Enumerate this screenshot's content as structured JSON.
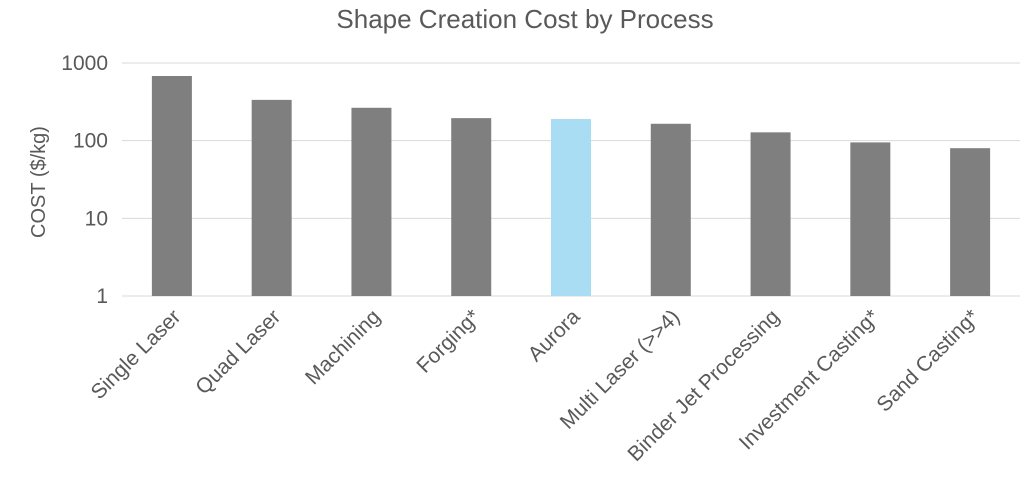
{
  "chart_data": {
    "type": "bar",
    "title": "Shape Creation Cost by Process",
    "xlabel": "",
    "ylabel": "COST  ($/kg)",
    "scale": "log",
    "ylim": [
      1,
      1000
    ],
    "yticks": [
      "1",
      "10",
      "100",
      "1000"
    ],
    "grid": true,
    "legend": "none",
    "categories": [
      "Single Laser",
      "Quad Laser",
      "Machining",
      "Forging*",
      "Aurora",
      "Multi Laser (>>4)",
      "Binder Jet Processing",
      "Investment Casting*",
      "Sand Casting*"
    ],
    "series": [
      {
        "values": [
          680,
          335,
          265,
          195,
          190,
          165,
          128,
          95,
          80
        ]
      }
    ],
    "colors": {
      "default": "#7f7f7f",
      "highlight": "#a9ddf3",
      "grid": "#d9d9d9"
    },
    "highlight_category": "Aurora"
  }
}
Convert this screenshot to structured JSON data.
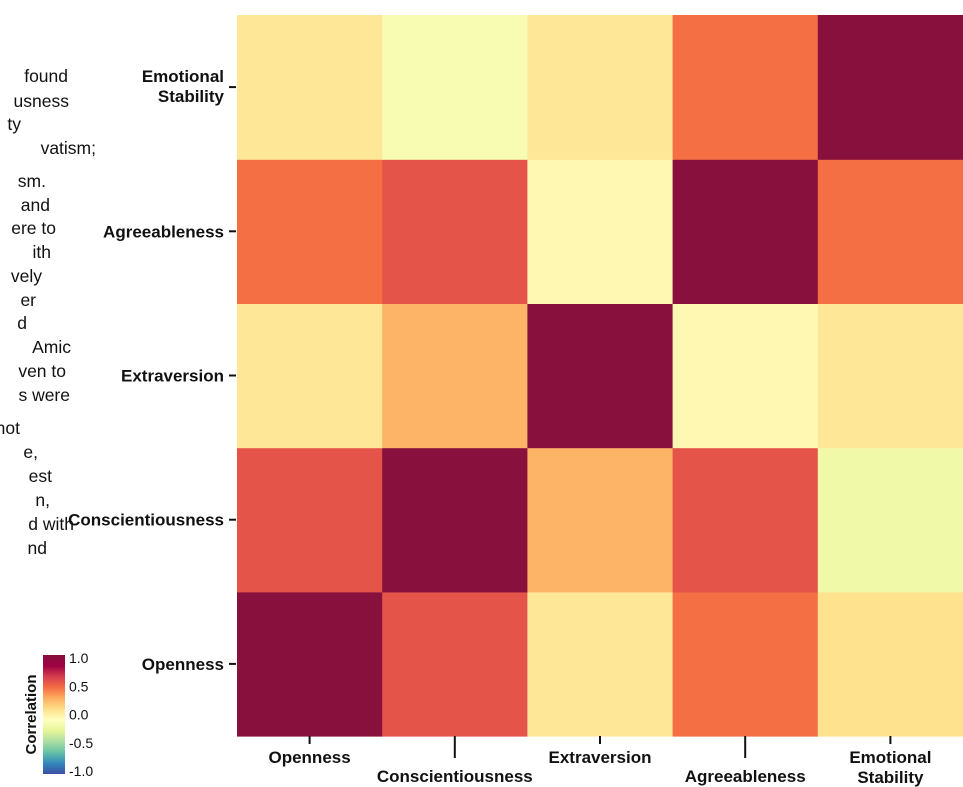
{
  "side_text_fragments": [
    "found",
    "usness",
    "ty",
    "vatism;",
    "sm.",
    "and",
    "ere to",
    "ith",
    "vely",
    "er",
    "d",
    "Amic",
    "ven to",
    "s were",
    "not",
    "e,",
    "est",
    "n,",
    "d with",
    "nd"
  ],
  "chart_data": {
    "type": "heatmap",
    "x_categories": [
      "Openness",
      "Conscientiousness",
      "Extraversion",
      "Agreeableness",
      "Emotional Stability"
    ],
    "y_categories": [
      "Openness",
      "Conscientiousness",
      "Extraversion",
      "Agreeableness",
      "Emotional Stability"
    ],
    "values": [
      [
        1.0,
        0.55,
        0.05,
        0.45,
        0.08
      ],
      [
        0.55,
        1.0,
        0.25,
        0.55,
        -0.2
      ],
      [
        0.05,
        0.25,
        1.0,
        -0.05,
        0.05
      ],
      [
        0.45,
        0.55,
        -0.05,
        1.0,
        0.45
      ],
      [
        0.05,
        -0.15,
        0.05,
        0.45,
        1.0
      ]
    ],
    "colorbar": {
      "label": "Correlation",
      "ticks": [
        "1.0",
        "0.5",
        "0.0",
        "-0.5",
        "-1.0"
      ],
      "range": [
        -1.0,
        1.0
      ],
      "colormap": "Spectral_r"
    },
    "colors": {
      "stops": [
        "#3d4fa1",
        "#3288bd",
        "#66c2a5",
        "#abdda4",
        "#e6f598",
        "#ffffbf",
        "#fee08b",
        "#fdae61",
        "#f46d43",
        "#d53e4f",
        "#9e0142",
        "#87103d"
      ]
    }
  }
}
==
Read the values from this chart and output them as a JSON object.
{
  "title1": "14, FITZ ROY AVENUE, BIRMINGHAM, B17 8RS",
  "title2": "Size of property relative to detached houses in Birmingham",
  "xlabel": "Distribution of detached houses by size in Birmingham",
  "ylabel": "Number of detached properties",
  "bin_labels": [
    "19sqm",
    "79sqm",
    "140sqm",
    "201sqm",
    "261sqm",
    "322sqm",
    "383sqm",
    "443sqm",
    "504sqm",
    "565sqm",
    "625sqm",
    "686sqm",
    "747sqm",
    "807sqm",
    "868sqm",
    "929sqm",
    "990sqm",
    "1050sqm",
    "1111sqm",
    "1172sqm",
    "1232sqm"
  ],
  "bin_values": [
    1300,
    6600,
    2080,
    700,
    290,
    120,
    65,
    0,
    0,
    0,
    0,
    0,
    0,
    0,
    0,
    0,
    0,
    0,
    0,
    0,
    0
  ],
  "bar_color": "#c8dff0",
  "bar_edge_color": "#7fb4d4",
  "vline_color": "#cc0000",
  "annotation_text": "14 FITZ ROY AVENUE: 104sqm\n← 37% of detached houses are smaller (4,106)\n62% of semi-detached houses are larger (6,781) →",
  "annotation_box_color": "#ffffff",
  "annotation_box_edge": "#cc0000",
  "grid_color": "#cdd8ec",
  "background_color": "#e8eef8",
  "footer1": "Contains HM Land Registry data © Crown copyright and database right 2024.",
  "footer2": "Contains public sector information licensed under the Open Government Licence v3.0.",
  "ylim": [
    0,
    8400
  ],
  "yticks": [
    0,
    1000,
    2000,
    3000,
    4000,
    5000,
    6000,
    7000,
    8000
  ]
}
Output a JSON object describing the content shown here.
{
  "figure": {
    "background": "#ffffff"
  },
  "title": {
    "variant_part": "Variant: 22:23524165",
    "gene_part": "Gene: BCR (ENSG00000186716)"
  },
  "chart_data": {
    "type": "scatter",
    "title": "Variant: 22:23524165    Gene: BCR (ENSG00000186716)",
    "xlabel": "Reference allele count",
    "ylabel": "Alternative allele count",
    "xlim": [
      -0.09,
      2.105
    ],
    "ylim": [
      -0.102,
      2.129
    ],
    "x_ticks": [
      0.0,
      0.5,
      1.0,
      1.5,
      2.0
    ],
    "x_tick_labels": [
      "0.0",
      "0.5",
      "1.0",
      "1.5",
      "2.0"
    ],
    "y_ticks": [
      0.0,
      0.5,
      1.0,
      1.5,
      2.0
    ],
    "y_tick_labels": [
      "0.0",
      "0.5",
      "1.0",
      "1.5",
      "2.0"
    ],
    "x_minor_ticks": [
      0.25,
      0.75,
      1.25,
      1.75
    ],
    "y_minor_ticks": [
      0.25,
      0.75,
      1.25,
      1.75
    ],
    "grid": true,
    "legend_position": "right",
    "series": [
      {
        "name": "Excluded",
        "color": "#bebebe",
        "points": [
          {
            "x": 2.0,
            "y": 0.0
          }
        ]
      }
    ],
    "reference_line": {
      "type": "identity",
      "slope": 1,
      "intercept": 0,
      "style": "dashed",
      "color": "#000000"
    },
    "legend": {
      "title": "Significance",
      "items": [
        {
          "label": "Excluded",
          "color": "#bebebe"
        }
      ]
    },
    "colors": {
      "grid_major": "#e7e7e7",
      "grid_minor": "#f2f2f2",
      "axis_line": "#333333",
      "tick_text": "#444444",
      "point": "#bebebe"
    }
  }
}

§ **Aim**:
Find how many lines hold the string "xlabel", and state that number alone.

§ **Result**:
3